(Source records)

········

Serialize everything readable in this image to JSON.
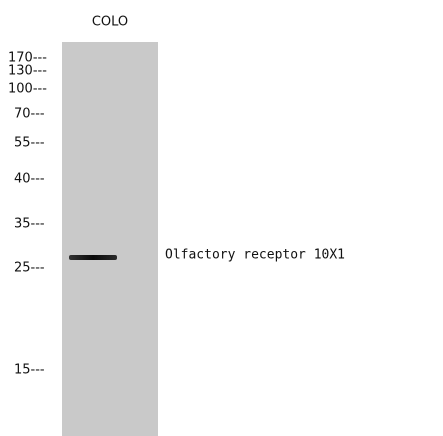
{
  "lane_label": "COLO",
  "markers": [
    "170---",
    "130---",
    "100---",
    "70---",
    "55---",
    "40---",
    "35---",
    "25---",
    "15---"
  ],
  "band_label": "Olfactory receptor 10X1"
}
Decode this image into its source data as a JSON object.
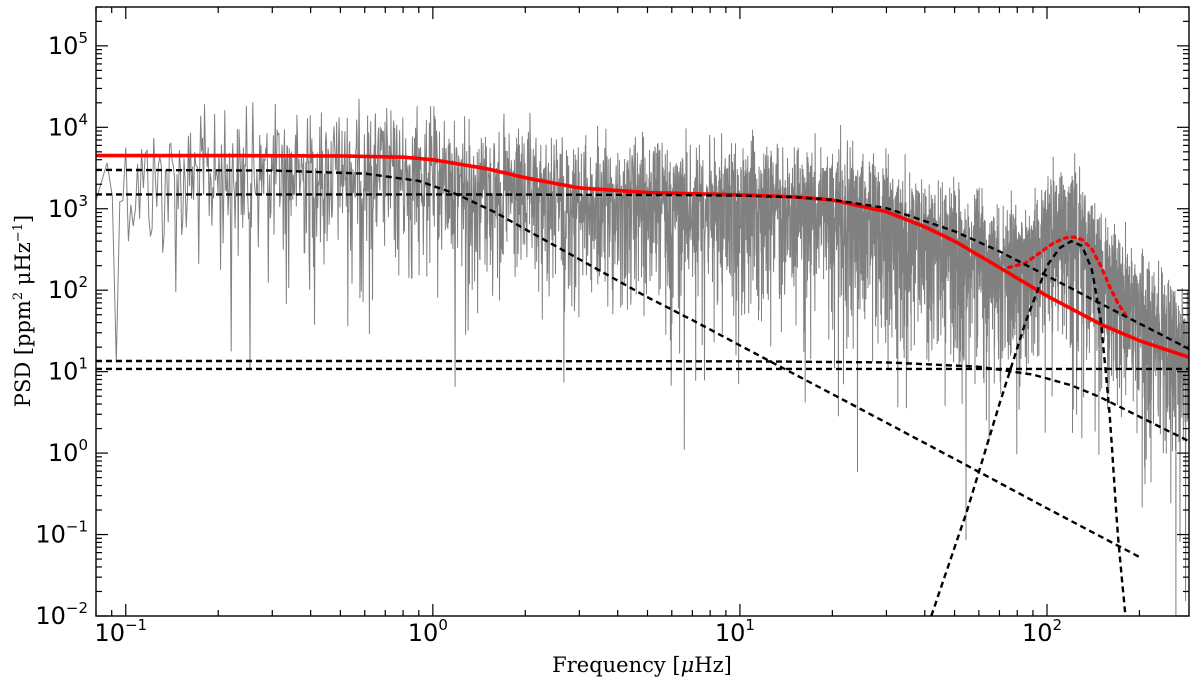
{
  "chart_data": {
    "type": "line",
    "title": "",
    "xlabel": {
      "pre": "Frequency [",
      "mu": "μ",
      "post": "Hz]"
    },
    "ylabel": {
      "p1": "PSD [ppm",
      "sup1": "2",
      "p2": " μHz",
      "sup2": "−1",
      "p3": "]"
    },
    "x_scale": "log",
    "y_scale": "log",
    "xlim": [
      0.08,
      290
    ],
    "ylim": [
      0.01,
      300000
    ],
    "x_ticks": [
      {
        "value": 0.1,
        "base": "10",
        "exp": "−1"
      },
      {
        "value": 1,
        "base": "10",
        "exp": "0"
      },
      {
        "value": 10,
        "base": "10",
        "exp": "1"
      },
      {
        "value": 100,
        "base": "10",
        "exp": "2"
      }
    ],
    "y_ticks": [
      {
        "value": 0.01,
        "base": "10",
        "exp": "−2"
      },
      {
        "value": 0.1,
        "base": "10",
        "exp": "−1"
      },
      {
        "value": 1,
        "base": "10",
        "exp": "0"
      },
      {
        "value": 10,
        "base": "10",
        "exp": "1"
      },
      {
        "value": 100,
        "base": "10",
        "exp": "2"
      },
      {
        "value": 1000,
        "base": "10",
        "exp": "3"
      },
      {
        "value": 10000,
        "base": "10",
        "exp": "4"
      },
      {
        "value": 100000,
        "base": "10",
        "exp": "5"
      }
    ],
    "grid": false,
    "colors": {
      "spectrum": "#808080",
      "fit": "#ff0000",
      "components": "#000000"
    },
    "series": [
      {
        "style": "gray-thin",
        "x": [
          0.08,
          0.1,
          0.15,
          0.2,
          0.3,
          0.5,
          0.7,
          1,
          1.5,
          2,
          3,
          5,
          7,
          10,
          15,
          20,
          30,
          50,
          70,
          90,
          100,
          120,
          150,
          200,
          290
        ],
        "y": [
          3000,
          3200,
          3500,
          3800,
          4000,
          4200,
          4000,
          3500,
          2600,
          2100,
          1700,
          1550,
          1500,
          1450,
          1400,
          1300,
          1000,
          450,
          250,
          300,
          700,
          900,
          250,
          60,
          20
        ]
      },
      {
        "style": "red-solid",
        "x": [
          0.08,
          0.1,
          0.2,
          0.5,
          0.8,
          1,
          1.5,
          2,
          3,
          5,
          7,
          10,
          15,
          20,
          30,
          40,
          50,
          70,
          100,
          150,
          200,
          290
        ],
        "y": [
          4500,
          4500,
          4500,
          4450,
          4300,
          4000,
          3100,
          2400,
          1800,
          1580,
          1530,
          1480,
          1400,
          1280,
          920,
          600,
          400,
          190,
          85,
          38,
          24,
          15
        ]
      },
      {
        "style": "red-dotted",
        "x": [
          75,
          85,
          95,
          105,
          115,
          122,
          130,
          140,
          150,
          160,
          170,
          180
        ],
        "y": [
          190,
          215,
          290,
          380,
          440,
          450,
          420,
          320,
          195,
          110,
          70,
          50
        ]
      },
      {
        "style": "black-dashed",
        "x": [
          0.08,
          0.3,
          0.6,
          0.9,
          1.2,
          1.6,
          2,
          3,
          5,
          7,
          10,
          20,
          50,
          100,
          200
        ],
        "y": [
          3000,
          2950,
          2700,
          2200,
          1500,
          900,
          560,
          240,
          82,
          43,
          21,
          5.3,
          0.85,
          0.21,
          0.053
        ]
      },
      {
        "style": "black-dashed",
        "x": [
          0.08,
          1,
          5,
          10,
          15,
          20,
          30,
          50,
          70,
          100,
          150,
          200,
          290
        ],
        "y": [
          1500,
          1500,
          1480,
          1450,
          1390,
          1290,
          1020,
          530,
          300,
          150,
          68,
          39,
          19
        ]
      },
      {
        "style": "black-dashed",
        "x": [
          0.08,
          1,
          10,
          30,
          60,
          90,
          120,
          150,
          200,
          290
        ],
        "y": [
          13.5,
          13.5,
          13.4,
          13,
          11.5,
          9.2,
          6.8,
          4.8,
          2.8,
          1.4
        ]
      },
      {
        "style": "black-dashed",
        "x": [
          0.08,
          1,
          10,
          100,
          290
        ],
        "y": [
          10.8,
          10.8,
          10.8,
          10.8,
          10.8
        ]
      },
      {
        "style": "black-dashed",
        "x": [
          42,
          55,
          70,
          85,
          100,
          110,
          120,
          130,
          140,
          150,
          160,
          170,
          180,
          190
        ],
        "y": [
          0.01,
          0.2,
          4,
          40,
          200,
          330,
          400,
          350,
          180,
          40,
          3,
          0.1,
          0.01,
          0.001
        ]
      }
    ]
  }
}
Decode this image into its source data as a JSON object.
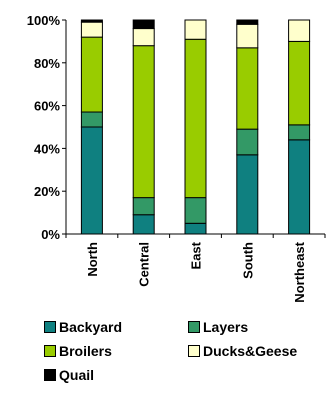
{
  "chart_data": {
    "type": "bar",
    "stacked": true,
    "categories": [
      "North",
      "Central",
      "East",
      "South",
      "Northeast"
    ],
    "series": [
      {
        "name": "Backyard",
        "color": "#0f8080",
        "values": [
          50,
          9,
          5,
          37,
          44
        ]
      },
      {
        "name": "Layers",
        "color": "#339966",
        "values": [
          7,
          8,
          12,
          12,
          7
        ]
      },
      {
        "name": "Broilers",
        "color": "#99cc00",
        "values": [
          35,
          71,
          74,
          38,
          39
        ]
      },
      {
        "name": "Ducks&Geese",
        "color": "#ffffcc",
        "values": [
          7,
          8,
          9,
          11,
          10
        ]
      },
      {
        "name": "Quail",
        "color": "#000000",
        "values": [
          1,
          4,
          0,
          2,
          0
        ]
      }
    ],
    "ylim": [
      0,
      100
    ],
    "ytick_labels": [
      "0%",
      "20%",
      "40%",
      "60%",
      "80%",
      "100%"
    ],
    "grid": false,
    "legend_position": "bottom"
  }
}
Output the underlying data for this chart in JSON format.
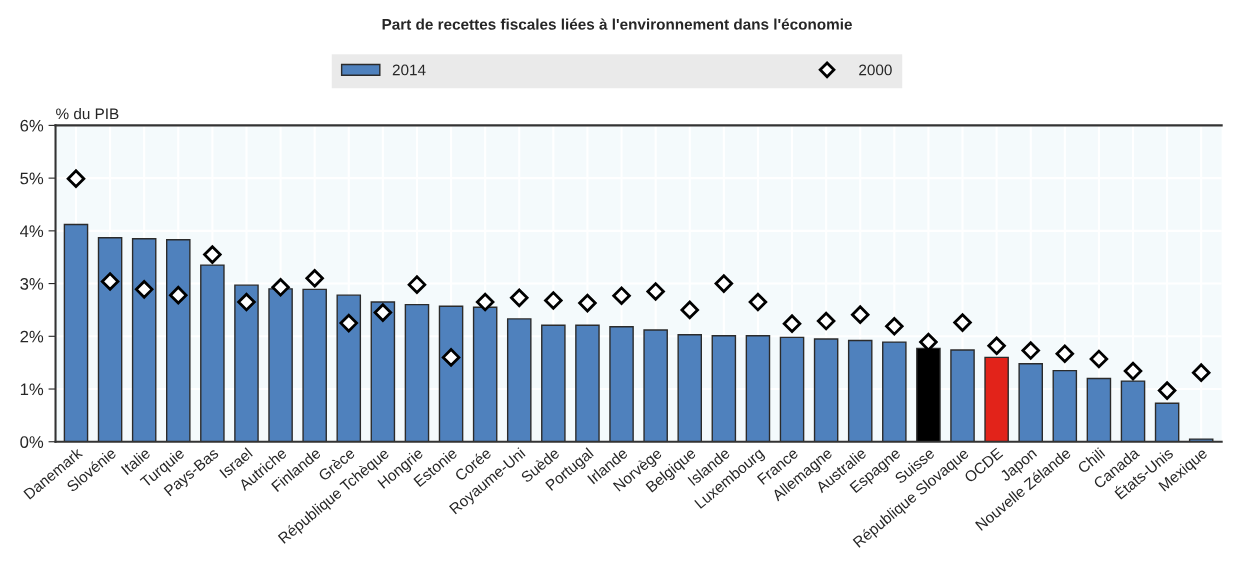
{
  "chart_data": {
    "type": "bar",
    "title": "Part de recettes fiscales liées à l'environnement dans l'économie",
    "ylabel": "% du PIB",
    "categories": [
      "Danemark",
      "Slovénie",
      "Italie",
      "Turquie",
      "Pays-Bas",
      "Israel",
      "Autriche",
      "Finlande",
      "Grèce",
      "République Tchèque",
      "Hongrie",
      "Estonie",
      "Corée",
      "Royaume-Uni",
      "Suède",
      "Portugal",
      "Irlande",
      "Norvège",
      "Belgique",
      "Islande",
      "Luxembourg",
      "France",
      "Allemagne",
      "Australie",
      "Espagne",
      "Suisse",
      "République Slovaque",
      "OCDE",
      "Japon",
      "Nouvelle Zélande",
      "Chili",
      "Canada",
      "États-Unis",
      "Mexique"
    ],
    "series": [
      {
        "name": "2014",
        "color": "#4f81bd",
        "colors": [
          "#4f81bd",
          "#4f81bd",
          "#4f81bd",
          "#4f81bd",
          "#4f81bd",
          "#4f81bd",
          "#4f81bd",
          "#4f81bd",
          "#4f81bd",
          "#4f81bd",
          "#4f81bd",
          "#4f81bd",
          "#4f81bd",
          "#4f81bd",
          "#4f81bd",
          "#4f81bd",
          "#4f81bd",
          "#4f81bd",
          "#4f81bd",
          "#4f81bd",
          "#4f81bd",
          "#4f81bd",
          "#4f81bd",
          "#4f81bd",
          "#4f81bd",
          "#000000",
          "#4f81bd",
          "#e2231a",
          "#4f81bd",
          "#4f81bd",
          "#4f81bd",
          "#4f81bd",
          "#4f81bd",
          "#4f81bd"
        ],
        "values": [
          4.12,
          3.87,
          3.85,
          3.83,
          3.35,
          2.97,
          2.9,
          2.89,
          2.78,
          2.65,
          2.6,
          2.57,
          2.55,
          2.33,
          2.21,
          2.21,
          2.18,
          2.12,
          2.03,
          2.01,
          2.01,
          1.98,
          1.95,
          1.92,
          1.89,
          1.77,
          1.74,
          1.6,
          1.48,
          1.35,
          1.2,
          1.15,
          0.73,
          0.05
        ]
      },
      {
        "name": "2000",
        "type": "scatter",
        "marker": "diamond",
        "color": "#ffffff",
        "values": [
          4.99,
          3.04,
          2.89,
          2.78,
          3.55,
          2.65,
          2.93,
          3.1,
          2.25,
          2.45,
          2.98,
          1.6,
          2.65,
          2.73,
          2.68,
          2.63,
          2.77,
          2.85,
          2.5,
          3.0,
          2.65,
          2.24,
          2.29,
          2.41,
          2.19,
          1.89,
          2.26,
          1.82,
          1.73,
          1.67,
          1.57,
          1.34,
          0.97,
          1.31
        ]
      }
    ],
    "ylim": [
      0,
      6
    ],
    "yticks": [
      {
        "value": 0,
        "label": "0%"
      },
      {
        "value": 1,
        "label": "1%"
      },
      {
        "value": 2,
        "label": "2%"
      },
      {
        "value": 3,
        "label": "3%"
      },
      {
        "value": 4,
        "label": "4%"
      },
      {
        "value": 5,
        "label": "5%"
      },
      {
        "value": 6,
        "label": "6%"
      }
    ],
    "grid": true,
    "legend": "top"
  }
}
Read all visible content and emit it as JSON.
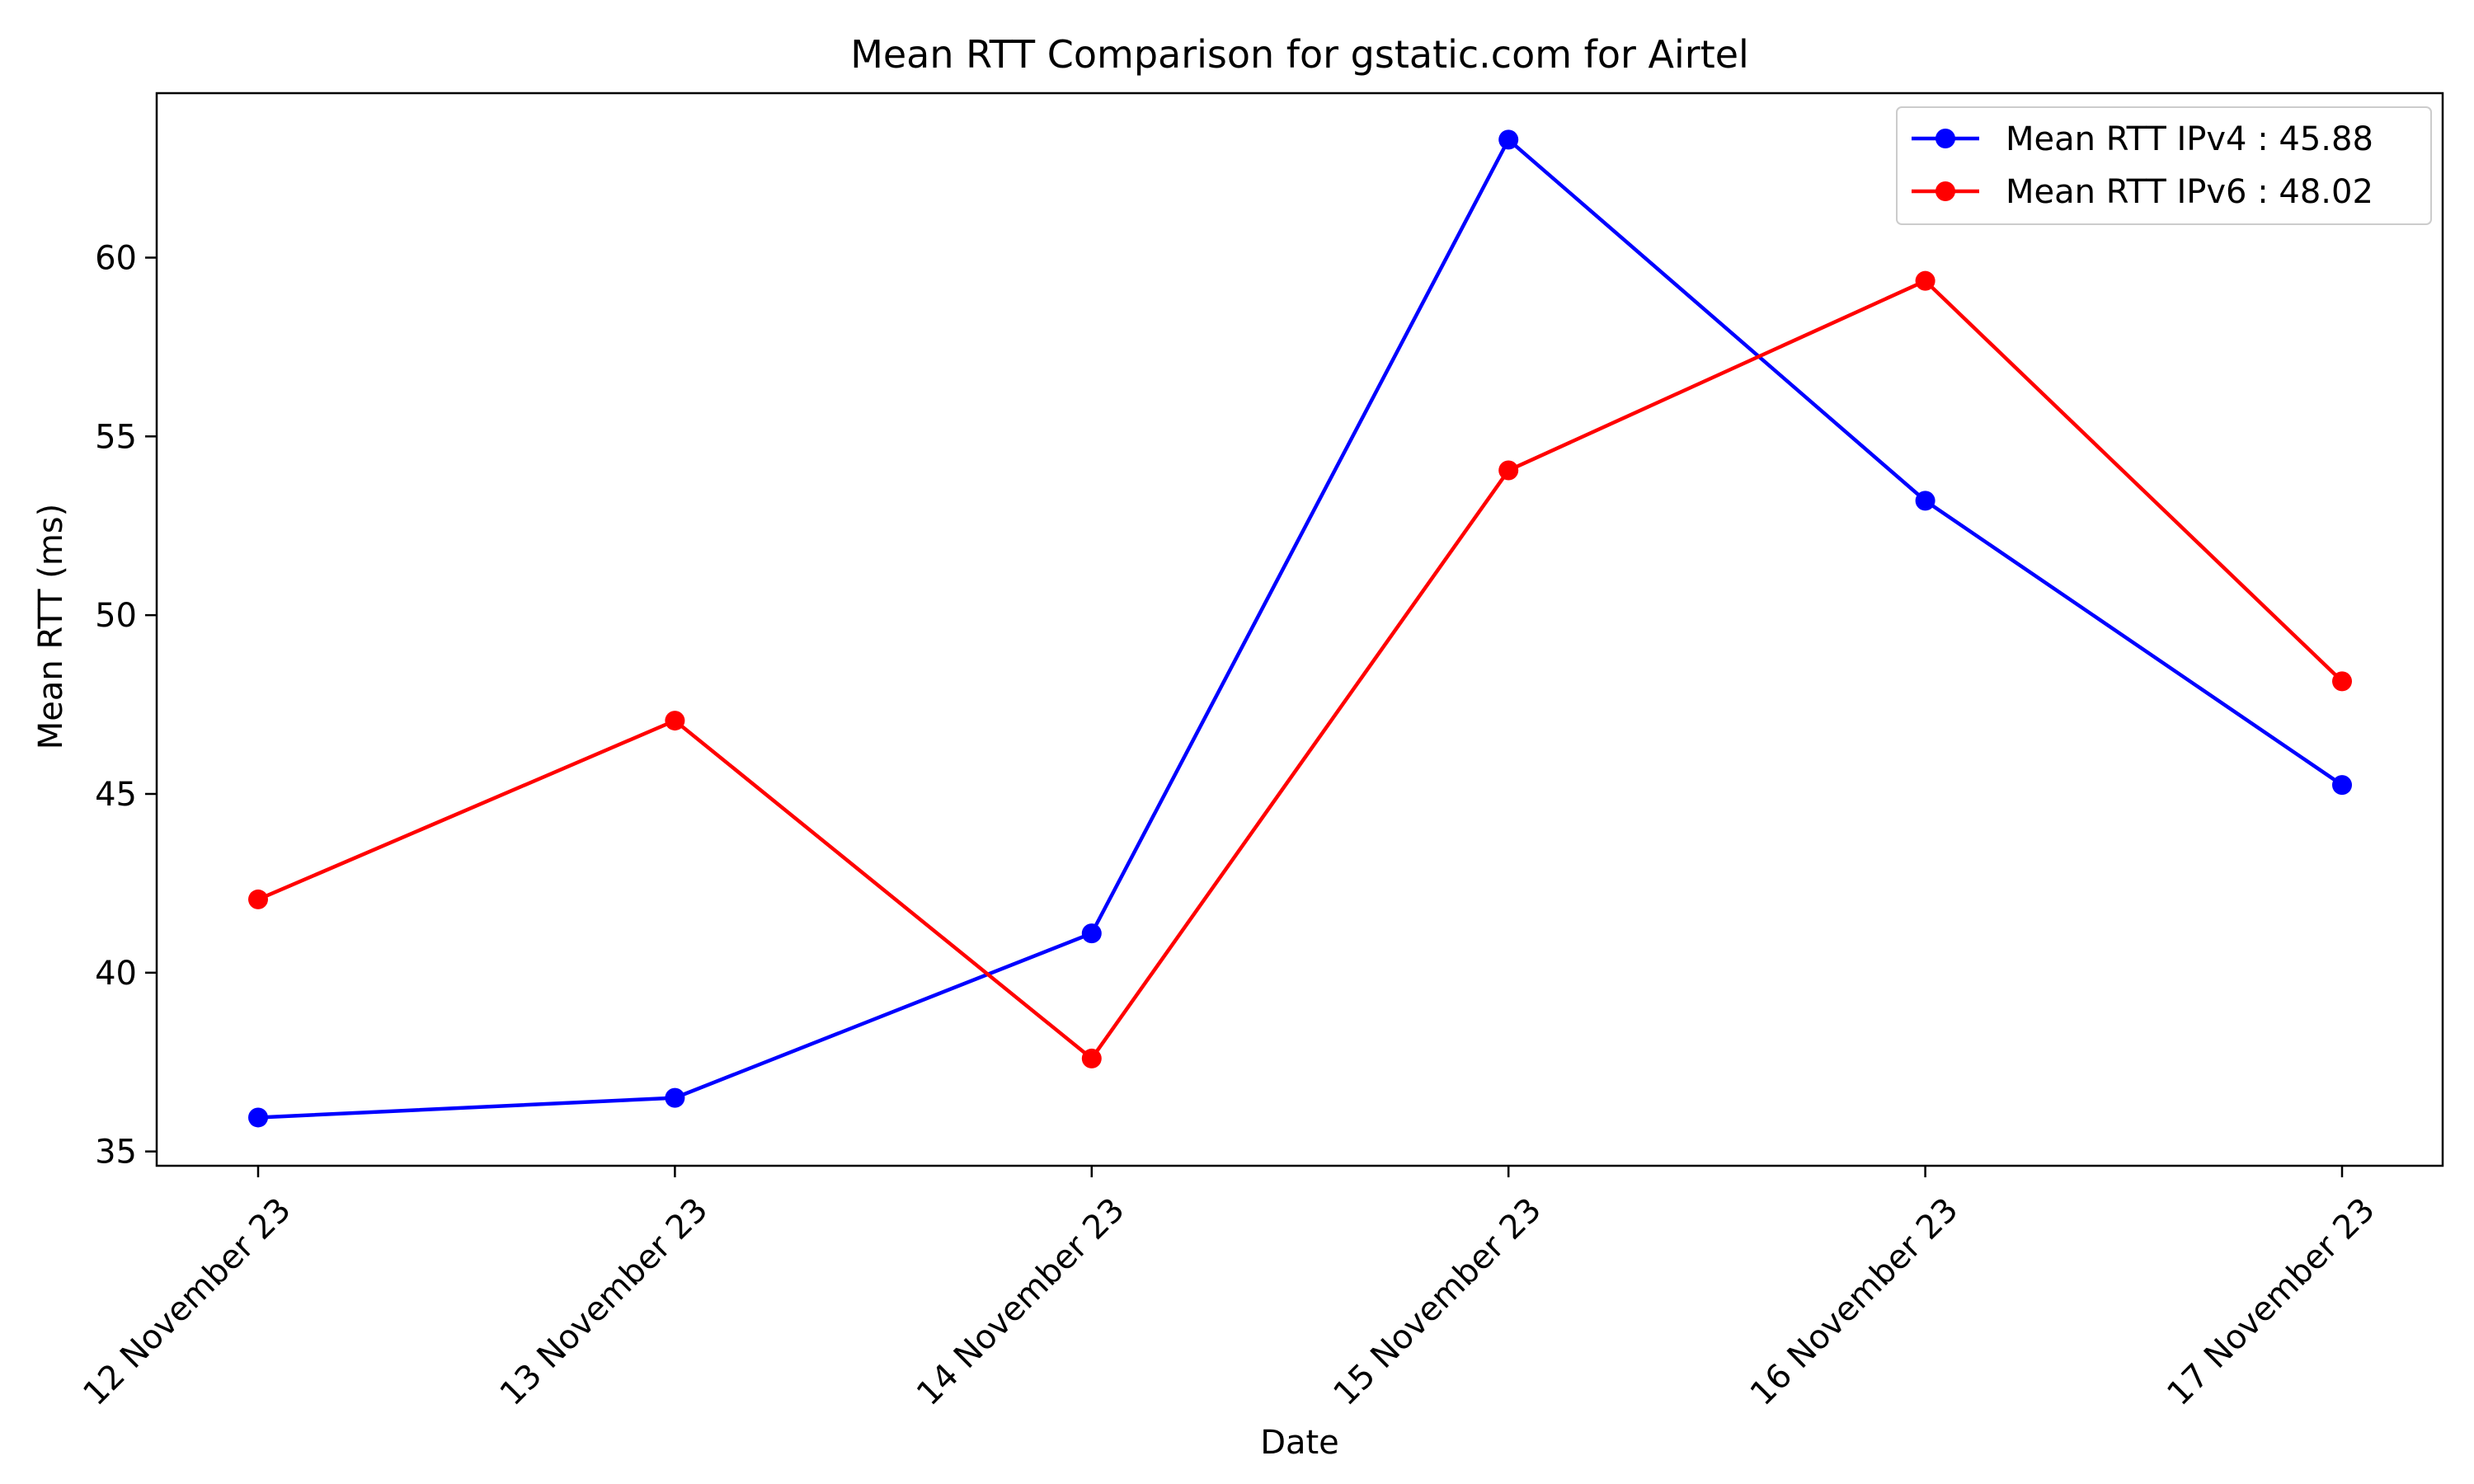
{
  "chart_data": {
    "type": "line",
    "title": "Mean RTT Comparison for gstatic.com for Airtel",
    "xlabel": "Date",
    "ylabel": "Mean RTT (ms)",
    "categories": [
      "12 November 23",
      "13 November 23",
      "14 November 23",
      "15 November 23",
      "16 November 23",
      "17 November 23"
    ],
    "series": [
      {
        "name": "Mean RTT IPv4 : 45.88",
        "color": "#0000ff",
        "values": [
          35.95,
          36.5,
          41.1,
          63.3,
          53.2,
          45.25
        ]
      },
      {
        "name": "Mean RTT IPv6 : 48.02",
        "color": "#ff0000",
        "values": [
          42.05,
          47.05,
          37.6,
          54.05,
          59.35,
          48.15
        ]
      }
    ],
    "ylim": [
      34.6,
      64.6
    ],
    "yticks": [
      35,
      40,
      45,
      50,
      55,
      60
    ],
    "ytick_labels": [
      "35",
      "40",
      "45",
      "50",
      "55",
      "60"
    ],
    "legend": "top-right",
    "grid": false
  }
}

········

> [Problem description]:
Return every line from the records above that holds the word "name".

> [Result of this task]:
        "name": "Backyard",
        "name": "Layers",
        "name": "Broilers",
        "name": "Ducks&Geese",
        "name": "Quail",
        "name": "2014",
        "name": "2000",
        "name": "Mean RTT IPv4 : 45.88",
        "name": "Mean RTT IPv6 : 48.02",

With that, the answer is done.